START EXERCISE MATERIAL

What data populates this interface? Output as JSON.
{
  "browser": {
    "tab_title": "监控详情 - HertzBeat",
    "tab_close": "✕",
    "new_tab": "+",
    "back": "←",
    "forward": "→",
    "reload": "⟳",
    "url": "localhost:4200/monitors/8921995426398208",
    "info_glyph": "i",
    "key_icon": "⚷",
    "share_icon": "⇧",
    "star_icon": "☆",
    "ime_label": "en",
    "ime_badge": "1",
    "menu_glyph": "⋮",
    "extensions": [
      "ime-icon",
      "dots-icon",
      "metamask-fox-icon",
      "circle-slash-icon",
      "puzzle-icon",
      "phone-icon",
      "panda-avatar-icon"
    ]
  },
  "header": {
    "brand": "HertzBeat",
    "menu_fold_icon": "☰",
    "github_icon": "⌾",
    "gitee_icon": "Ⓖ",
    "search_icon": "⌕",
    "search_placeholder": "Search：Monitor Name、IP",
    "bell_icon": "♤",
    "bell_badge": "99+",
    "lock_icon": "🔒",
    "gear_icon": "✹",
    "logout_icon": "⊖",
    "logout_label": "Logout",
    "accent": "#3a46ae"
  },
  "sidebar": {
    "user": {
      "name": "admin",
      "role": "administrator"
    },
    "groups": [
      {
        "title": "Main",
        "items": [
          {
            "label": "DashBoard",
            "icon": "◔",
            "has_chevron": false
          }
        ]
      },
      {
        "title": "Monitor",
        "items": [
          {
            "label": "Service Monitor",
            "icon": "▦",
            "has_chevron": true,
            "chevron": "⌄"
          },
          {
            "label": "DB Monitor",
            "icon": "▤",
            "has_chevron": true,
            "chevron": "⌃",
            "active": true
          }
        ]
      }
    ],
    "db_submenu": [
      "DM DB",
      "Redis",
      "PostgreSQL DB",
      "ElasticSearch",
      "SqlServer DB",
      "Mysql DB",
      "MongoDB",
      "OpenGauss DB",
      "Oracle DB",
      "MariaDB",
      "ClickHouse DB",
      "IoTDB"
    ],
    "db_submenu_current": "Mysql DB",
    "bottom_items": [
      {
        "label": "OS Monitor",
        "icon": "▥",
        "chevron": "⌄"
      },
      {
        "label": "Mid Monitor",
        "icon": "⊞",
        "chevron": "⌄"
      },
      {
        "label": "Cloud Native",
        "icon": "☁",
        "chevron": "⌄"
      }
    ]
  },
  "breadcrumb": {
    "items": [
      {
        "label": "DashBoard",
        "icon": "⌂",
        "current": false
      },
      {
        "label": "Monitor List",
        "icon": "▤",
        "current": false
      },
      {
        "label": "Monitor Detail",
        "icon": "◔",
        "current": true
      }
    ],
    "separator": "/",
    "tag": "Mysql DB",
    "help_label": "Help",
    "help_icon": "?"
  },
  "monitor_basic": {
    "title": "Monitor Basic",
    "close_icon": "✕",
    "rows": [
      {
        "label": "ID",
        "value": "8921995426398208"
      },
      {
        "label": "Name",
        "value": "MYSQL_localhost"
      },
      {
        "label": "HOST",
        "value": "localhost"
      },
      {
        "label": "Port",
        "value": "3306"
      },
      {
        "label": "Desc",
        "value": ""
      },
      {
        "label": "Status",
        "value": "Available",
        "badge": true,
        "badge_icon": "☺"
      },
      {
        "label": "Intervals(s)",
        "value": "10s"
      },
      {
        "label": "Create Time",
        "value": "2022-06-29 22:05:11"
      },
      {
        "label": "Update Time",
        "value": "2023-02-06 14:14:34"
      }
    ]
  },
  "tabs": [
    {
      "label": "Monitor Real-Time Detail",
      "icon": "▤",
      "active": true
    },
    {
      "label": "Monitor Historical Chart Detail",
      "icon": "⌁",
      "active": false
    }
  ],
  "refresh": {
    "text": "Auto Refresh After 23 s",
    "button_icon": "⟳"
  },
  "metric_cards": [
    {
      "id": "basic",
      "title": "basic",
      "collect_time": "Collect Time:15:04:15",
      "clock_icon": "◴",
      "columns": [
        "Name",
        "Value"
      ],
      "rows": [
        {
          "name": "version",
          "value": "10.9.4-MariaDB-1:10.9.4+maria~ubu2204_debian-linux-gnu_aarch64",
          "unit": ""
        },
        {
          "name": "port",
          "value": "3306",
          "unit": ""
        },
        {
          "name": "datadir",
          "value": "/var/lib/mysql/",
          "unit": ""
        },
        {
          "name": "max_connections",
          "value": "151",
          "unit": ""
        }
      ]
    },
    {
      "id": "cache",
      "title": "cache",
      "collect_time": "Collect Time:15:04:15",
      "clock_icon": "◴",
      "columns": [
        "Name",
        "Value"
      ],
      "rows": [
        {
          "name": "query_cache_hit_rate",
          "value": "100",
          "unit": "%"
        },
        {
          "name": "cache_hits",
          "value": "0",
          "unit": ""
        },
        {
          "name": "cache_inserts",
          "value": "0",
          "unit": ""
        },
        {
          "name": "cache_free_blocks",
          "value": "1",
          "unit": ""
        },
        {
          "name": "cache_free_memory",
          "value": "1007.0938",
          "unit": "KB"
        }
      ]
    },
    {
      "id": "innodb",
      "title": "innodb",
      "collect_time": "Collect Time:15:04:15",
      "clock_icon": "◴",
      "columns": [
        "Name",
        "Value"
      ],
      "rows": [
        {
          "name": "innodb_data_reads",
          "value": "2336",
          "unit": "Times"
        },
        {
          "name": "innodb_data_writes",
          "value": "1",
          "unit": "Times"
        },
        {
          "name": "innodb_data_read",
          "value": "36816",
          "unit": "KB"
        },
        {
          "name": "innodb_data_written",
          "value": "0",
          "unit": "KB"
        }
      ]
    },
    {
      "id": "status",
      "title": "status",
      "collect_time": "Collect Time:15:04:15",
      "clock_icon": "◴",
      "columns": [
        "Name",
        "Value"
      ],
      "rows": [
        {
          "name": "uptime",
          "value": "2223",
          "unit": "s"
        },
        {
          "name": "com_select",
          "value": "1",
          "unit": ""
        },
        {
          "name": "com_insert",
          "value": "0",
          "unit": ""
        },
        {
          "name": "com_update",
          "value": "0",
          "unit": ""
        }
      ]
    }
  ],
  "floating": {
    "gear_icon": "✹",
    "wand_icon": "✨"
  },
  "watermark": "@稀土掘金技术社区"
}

END EXERCISE MATERIAL

Give the listing again, word for word.

What data populates this interface? Output as JSON.
{
  "browser": {
    "tab_title": "监控详情 - HertzBeat",
    "tab_close": "✕",
    "new_tab": "+",
    "back": "←",
    "forward": "→",
    "reload": "⟳",
    "url": "localhost:4200/monitors/8921995426398208",
    "info_glyph": "i",
    "key_icon": "⚷",
    "share_icon": "⇧",
    "star_icon": "☆",
    "ime_label": "en",
    "ime_badge": "1",
    "menu_glyph": "⋮",
    "extensions": [
      "ime-icon",
      "dots-icon",
      "metamask-fox-icon",
      "circle-slash-icon",
      "puzzle-icon",
      "phone-icon",
      "panda-avatar-icon"
    ]
  },
  "header": {
    "brand": "HertzBeat",
    "menu_fold_icon": "☰",
    "github_icon": "⌾",
    "gitee_icon": "Ⓖ",
    "search_icon": "⌕",
    "search_placeholder": "Search：Monitor Name、IP",
    "bell_icon": "♤",
    "bell_badge": "99+",
    "lock_icon": "🔒",
    "gear_icon": "✹",
    "logout_icon": "⊖",
    "logout_label": "Logout",
    "accent": "#3a46ae"
  },
  "sidebar": {
    "user": {
      "name": "admin",
      "role": "administrator"
    },
    "groups": [
      {
        "title": "Main",
        "items": [
          {
            "label": "DashBoard",
            "icon": "◔",
            "has_chevron": false
          }
        ]
      },
      {
        "title": "Monitor",
        "items": [
          {
            "label": "Service Monitor",
            "icon": "▦",
            "has_chevron": true,
            "chevron": "⌄"
          },
          {
            "label": "DB Monitor",
            "icon": "▤",
            "has_chevron": true,
            "chevron": "⌃",
            "active": true
          }
        ]
      }
    ],
    "db_submenu": [
      "DM DB",
      "Redis",
      "PostgreSQL DB",
      "ElasticSearch",
      "SqlServer DB",
      "Mysql DB",
      "MongoDB",
      "OpenGauss DB",
      "Oracle DB",
      "MariaDB",
      "ClickHouse DB",
      "IoTDB"
    ],
    "db_submenu_current": "Mysql DB",
    "bottom_items": [
      {
        "label": "OS Monitor",
        "icon": "▥",
        "chevron": "⌄"
      },
      {
        "label": "Mid Monitor",
        "icon": "⊞",
        "chevron": "⌄"
      },
      {
        "label": "Cloud Native",
        "icon": "☁",
        "chevron": "⌄"
      }
    ]
  },
  "breadcrumb": {
    "items": [
      {
        "label": "DashBoard",
        "icon": "⌂",
        "current": false
      },
      {
        "label": "Monitor List",
        "icon": "▤",
        "current": false
      },
      {
        "label": "Monitor Detail",
        "icon": "◔",
        "current": true
      }
    ],
    "separator": "/",
    "tag": "Mysql DB",
    "help_label": "Help",
    "help_icon": "?"
  },
  "monitor_basic": {
    "title": "Monitor Basic",
    "close_icon": "✕",
    "rows": [
      {
        "label": "ID",
        "value": "8921995426398208"
      },
      {
        "label": "Name",
        "value": "MYSQL_localhost"
      },
      {
        "label": "HOST",
        "value": "localhost"
      },
      {
        "label": "Port",
        "value": "3306"
      },
      {
        "label": "Desc",
        "value": ""
      },
      {
        "label": "Status",
        "value": "Available",
        "badge": true,
        "badge_icon": "☺"
      },
      {
        "label": "Intervals(s)",
        "value": "10s"
      },
      {
        "label": "Create Time",
        "value": "2022-06-29 22:05:11"
      },
      {
        "label": "Update Time",
        "value": "2023-02-06 14:14:34"
      }
    ]
  },
  "tabs": [
    {
      "label": "Monitor Real-Time Detail",
      "icon": "▤",
      "active": true
    },
    {
      "label": "Monitor Historical Chart Detail",
      "icon": "⌁",
      "active": false
    }
  ],
  "refresh": {
    "text": "Auto Refresh After 23 s",
    "button_icon": "⟳"
  },
  "metric_cards": [
    {
      "id": "basic",
      "title": "basic",
      "collect_time": "Collect Time:15:04:15",
      "clock_icon": "◴",
      "columns": [
        "Name",
        "Value"
      ],
      "rows": [
        {
          "name": "version",
          "value": "10.9.4-MariaDB-1:10.9.4+maria~ubu2204_debian-linux-gnu_aarch64",
          "unit": ""
        },
        {
          "name": "port",
          "value": "3306",
          "unit": ""
        },
        {
          "name": "datadir",
          "value": "/var/lib/mysql/",
          "unit": ""
        },
        {
          "name": "max_connections",
          "value": "151",
          "unit": ""
        }
      ]
    },
    {
      "id": "cache",
      "title": "cache",
      "collect_time": "Collect Time:15:04:15",
      "clock_icon": "◴",
      "columns": [
        "Name",
        "Value"
      ],
      "rows": [
        {
          "name": "query_cache_hit_rate",
          "value": "100",
          "unit": "%"
        },
        {
          "name": "cache_hits",
          "value": "0",
          "unit": ""
        },
        {
          "name": "cache_inserts",
          "value": "0",
          "unit": ""
        },
        {
          "name": "cache_free_blocks",
          "value": "1",
          "unit": ""
        },
        {
          "name": "cache_free_memory",
          "value": "1007.0938",
          "unit": "KB"
        }
      ]
    },
    {
      "id": "innodb",
      "title": "innodb",
      "collect_time": "Collect Time:15:04:15",
      "clock_icon": "◴",
      "columns": [
        "Name",
        "Value"
      ],
      "rows": [
        {
          "name": "innodb_data_reads",
          "value": "2336",
          "unit": "Times"
        },
        {
          "name": "innodb_data_writes",
          "value": "1",
          "unit": "Times"
        },
        {
          "name": "innodb_data_read",
          "value": "36816",
          "unit": "KB"
        },
        {
          "name": "innodb_data_written",
          "value": "0",
          "unit": "KB"
        }
      ]
    },
    {
      "id": "status",
      "title": "status",
      "collect_time": "Collect Time:15:04:15",
      "clock_icon": "◴",
      "columns": [
        "Name",
        "Value"
      ],
      "rows": [
        {
          "name": "uptime",
          "value": "2223",
          "unit": "s"
        },
        {
          "name": "com_select",
          "value": "1",
          "unit": ""
        },
        {
          "name": "com_insert",
          "value": "0",
          "unit": ""
        },
        {
          "name": "com_update",
          "value": "0",
          "unit": ""
        }
      ]
    }
  ],
  "floating": {
    "gear_icon": "✹",
    "wand_icon": "✨"
  },
  "watermark": "@稀土掘金技术社区"
}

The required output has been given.